Project Milestone 3: Final Documentation & Analysis
| Weight: 15% | Word Limit: 1000-2000 words |
| Location: ISTB12 212 | Date: May 8 | Time: 2:30 pm - 4:20 PM |
Each Milestone consists of two parts: Documentation and Technology. Milestone 3 serves as your "Scientific Dossier," focusing on validation, performance benchmarking, and ethical evaluation. We will be using the allocated final exam time for the Peer valuation of Milestone 3.
1. Documentation
The final report must move beyond a simple description of "how it works" to a rigorous evaluation of "how well it works". It requires empirical data and critical analysis of your system's performance, even if the final demonstration was unsuccessful.
Required Sections
- Graphical Abstract: A concise, pictorial summary of your project mission, key algorithm, and results. This should appeal to an interdisciplinary audience and will be used for the course gallery [Refer [1], [2]].
Note: You may use AI-generated images; however, ensure all text is legible or manually overlaid to guarantee clarity.
- Algorithm: The core technical contribution of your custom module(s). Provide formal logic using LaTeX (e.g., state-space models, prediction/update equations, etc.) [ Refer [3]].
- Benchmarking & Results: Empirical evidence derived from the "Final Mission" execution. It may include:
- Accuracy: Time-series or spatial plots comparing Ground Truth vs. Estimated Pose.
- Error Analysis: Quantitative data on Cross-Track Error (CTE) or Covariance Ellipse growth.
· · · · ·
Stated problem
Please write out the milestone description word for word, everything from "- Algorithm: The" down to "vs. Estimated Pose.".

Box coordinate listings:
· · · · ·
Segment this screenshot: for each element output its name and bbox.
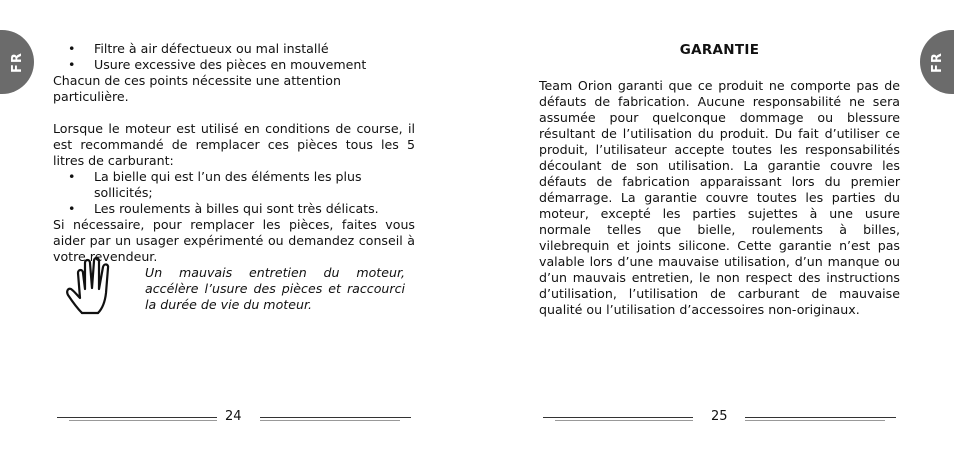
bullet-list-top: [53, 41, 415, 73]
language-tab-label: FR: [9, 51, 25, 73]
page-number: 25: [711, 409, 728, 424]
language-tab-left: [0, 30, 34, 94]
bullet-list-mid: [53, 169, 415, 217]
note-text: Un mauvais entretien du moteur, accélère l’usure des pièces et raccourci la durée de vie du moteur.: [145, 265, 405, 312]
warranty-paragraph: Team Orion garanti que ce produit ne comporte pas de défauts de fabrication. Aucune responsabilité ne sera assumée pour quelconque dommage ou blessure résultant de l’utilisation du produit. Du fait d’utiliser ce produit, l’utilisateur accepte toutes les responsabilités découlant de son utilisation. La garantie couvre les défauts de fabrication apparaissant lors du premier démarrage. La garantie couvre toutes les parties du moteur, excepté les parties sujettes à une usure normale telles que bielle, roulements à billes, vilebrequin et joints silicone. Cette garantie n’est pas valable lors d’une mauvaise utilisation, d’un manque ou d’un mauvais entretien, le non respect des instructions d’utilisation, l’utilisation de carburant de mauvaise qualité ou l’utilisation d’accessoires non-originaux.: [539, 78, 900, 317]
paragraph: Chacun de ces points nécessite une attention particulière.: [53, 73, 341, 104]
section-heading: GARANTIE: [679, 42, 760, 58]
list-item: • La bielle qui est l’un des éléments les plus sollicités;: [53, 169, 415, 201]
language-tab-label: FR: [929, 51, 945, 73]
right-page-footer: [543, 409, 896, 425]
list-item: • Filtre à air défectueux ou mal installé: [53, 41, 415, 57]
right-page-content: [539, 41, 900, 318]
page-number: 24: [225, 409, 242, 424]
language-tab-right: [920, 30, 954, 94]
list-item: • Les roulements à billes qui sont très délicats.: [53, 201, 415, 217]
left-page-content: [53, 41, 415, 265]
hand-icon: [62, 255, 122, 317]
paragraph: Si nécessaire, pour remplacer les pièces, faites vous aider par un usager expérimenté ou demandez conseil à votre revendeur.: [53, 217, 415, 264]
left-page-footer: [57, 409, 411, 425]
list-item: • Usure excessive des pièces en mouvement: [53, 57, 415, 73]
paragraph: Lorsque le moteur est utilisé en conditions de course, il est recommandé de remplacer ces pièces tous les 5 litres de carburant:: [53, 121, 415, 168]
warning-note: [62, 255, 407, 319]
· · · · ·
Result
- Algorithm: The core technical contribution of your custom module(s). Provide formal logic using LaTeX (e.g., state-space models, prediction/update equations, etc.) [ Refer [3]].
- Benchmarking & Results: Empirical evidence derived from the "Final Mission" execution. It may include:
- Accuracy: Time-series or spatial plots comparing Ground Truth vs. Estimated Pose.